■ Given instruction ■
Each entry that follows is to be retyped exactly. Pictures do not belong in the copy.

■ Data provided ■
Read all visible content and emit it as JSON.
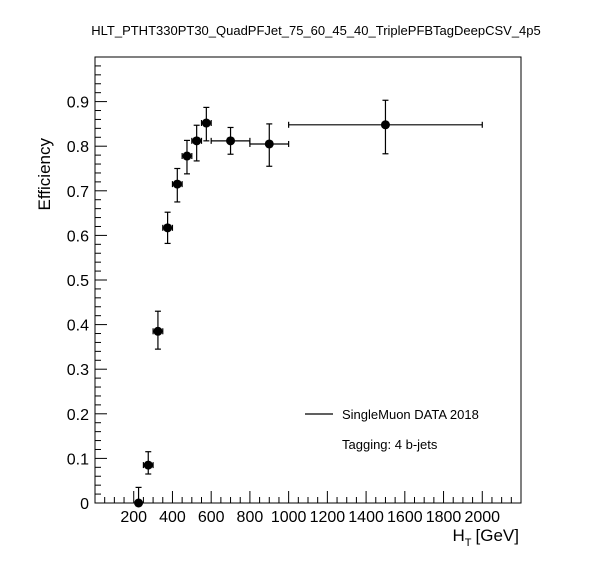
{
  "chart_data": {
    "type": "scatter",
    "title": "HLT_PTHT330PT30_QuadPFJet_75_60_45_40_TriplePFBTagDeepCSV_4p5",
    "xlabel": "H",
    "xlabel_sub": "T",
    "xlabel_unit": "[GeV]",
    "ylabel": "Efficiency",
    "xlim": [
      0,
      2200
    ],
    "ylim": [
      0,
      1
    ],
    "x_ticks": [
      200,
      400,
      600,
      800,
      1000,
      1200,
      1400,
      1600,
      1800,
      2000
    ],
    "x_tick_labels": [
      "200",
      "400",
      "600",
      "800",
      "1000",
      "1200",
      "1400",
      "1600",
      "1800",
      "2000"
    ],
    "y_ticks": [
      0,
      0.1,
      0.2,
      0.3,
      0.4,
      0.5,
      0.6,
      0.7,
      0.8,
      0.9
    ],
    "y_tick_labels": [
      "0",
      "0.1",
      "0.2",
      "0.3",
      "0.4",
      "0.5",
      "0.6",
      "0.7",
      "0.8",
      "0.9"
    ],
    "grid": false,
    "legend_position": "bottom-right",
    "legend": [
      "SingleMuon DATA 2018"
    ],
    "annotation": "Tagging: 4 b-jets",
    "series": [
      {
        "points": [
          {
            "x": 225,
            "xerr": 5,
            "y": 0.0,
            "yerr_low": 0.0,
            "yerr_high": 0.035
          },
          {
            "x": 275,
            "xerr": 25,
            "y": 0.085,
            "yerr_low": 0.02,
            "yerr_high": 0.03
          },
          {
            "x": 325,
            "xerr": 25,
            "y": 0.385,
            "yerr_low": 0.04,
            "yerr_high": 0.045
          },
          {
            "x": 375,
            "xerr": 25,
            "y": 0.617,
            "yerr_low": 0.035,
            "yerr_high": 0.035
          },
          {
            "x": 425,
            "xerr": 25,
            "y": 0.715,
            "yerr_low": 0.04,
            "yerr_high": 0.035
          },
          {
            "x": 475,
            "xerr": 25,
            "y": 0.778,
            "yerr_low": 0.04,
            "yerr_high": 0.035
          },
          {
            "x": 525,
            "xerr": 25,
            "y": 0.812,
            "yerr_low": 0.045,
            "yerr_high": 0.035
          },
          {
            "x": 575,
            "xerr": 25,
            "y": 0.852,
            "yerr_low": 0.04,
            "yerr_high": 0.035
          },
          {
            "x": 700,
            "xerr": 100,
            "y": 0.812,
            "yerr_low": 0.03,
            "yerr_high": 0.03
          },
          {
            "x": 900,
            "xerr": 100,
            "y": 0.805,
            "yerr_low": 0.05,
            "yerr_high": 0.045
          },
          {
            "x": 1500,
            "xerr": 500,
            "y": 0.848,
            "yerr_low": 0.065,
            "yerr_high": 0.055
          }
        ]
      }
    ]
  }
}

■ Solution ■
Read all visible content and emit it as JSON.
{
  "chart_data": {
    "type": "scatter",
    "title": "HLT_PTHT330PT30_QuadPFJet_75_60_45_40_TriplePFBTagDeepCSV_4p5",
    "xlabel": "H",
    "xlabel_sub": "T",
    "xlabel_unit": "[GeV]",
    "ylabel": "Efficiency",
    "xlim": [
      0,
      2200
    ],
    "ylim": [
      0,
      1
    ],
    "x_ticks": [
      200,
      400,
      600,
      800,
      1000,
      1200,
      1400,
      1600,
      1800,
      2000
    ],
    "x_tick_labels": [
      "200",
      "400",
      "600",
      "800",
      "1000",
      "1200",
      "1400",
      "1600",
      "1800",
      "2000"
    ],
    "y_ticks": [
      0,
      0.1,
      0.2,
      0.3,
      0.4,
      0.5,
      0.6,
      0.7,
      0.8,
      0.9
    ],
    "y_tick_labels": [
      "0",
      "0.1",
      "0.2",
      "0.3",
      "0.4",
      "0.5",
      "0.6",
      "0.7",
      "0.8",
      "0.9"
    ],
    "grid": false,
    "legend_position": "bottom-right",
    "legend": [
      "SingleMuon DATA 2018"
    ],
    "annotation": "Tagging: 4 b-jets",
    "series": [
      {
        "points": [
          {
            "x": 225,
            "xerr": 5,
            "y": 0.0,
            "yerr_low": 0.0,
            "yerr_high": 0.035
          },
          {
            "x": 275,
            "xerr": 25,
            "y": 0.085,
            "yerr_low": 0.02,
            "yerr_high": 0.03
          },
          {
            "x": 325,
            "xerr": 25,
            "y": 0.385,
            "yerr_low": 0.04,
            "yerr_high": 0.045
          },
          {
            "x": 375,
            "xerr": 25,
            "y": 0.617,
            "yerr_low": 0.035,
            "yerr_high": 0.035
          },
          {
            "x": 425,
            "xerr": 25,
            "y": 0.715,
            "yerr_low": 0.04,
            "yerr_high": 0.035
          },
          {
            "x": 475,
            "xerr": 25,
            "y": 0.778,
            "yerr_low": 0.04,
            "yerr_high": 0.035
          },
          {
            "x": 525,
            "xerr": 25,
            "y": 0.812,
            "yerr_low": 0.045,
            "yerr_high": 0.035
          },
          {
            "x": 575,
            "xerr": 25,
            "y": 0.852,
            "yerr_low": 0.04,
            "yerr_high": 0.035
          },
          {
            "x": 700,
            "xerr": 100,
            "y": 0.812,
            "yerr_low": 0.03,
            "yerr_high": 0.03
          },
          {
            "x": 900,
            "xerr": 100,
            "y": 0.805,
            "yerr_low": 0.05,
            "yerr_high": 0.045
          },
          {
            "x": 1500,
            "xerr": 500,
            "y": 0.848,
            "yerr_low": 0.065,
            "yerr_high": 0.055
          }
        ]
      }
    ]
  }
}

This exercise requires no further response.